● **Written task**
Copy out every line in which the string "Process" occurs.

* begin *

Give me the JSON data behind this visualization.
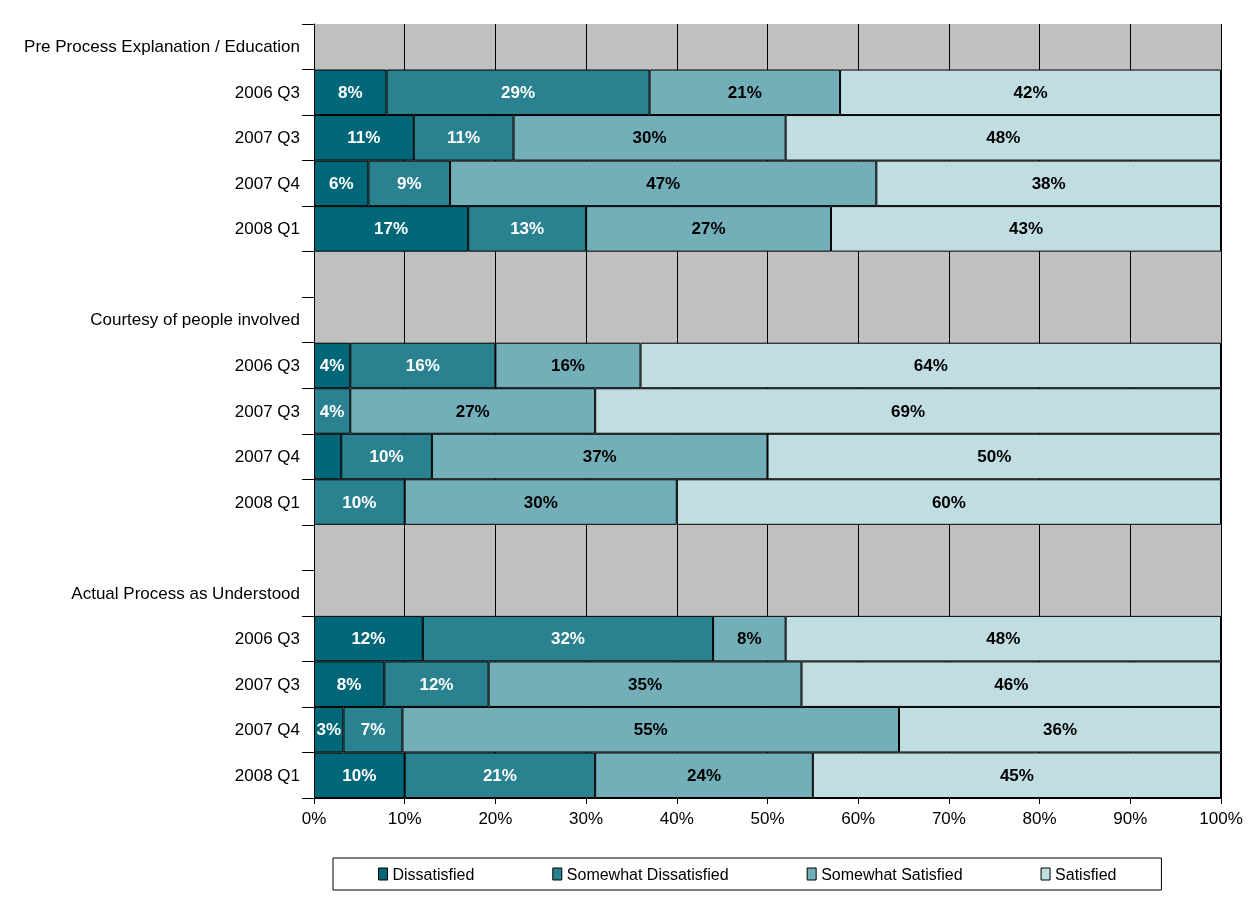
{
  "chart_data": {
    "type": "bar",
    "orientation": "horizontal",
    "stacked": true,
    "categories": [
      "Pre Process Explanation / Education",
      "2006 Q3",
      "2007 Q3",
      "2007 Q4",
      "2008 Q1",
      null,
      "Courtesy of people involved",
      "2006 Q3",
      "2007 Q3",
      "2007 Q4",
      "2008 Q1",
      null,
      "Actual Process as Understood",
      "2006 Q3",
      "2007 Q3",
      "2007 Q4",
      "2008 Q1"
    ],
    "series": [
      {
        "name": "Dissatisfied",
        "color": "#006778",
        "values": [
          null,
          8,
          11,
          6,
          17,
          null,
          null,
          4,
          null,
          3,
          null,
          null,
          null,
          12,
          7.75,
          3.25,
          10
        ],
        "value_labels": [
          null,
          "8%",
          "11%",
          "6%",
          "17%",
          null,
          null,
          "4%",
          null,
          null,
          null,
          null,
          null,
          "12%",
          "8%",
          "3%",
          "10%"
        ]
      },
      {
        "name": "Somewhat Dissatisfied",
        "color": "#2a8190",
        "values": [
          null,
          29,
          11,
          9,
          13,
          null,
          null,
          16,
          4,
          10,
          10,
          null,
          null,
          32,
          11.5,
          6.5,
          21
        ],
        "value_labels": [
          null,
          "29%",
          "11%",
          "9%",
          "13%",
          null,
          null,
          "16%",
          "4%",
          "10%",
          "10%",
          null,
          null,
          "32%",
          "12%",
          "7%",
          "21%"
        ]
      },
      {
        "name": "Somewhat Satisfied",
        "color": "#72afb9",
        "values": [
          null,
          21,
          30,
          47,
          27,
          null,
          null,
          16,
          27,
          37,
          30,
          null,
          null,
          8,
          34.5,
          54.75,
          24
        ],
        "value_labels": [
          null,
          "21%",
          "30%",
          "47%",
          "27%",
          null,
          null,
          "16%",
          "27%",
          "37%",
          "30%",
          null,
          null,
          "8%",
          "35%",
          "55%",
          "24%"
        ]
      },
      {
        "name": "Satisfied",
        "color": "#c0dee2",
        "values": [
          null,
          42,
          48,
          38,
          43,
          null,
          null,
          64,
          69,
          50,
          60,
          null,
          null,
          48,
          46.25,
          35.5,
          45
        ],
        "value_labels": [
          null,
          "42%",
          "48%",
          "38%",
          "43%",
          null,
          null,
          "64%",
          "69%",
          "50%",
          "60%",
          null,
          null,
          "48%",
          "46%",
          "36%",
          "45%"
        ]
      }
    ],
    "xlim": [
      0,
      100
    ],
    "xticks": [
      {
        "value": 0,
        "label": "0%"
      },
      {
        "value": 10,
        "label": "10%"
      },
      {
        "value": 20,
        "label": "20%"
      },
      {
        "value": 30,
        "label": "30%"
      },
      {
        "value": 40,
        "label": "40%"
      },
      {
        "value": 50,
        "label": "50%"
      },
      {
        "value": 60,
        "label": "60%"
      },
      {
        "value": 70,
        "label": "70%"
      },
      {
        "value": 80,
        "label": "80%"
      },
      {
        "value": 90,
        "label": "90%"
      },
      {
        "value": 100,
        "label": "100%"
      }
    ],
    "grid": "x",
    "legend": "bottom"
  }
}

* end *

● **Solved exercise**
      "Pre Process Explanation / Education",
      "Actual Process as Understood",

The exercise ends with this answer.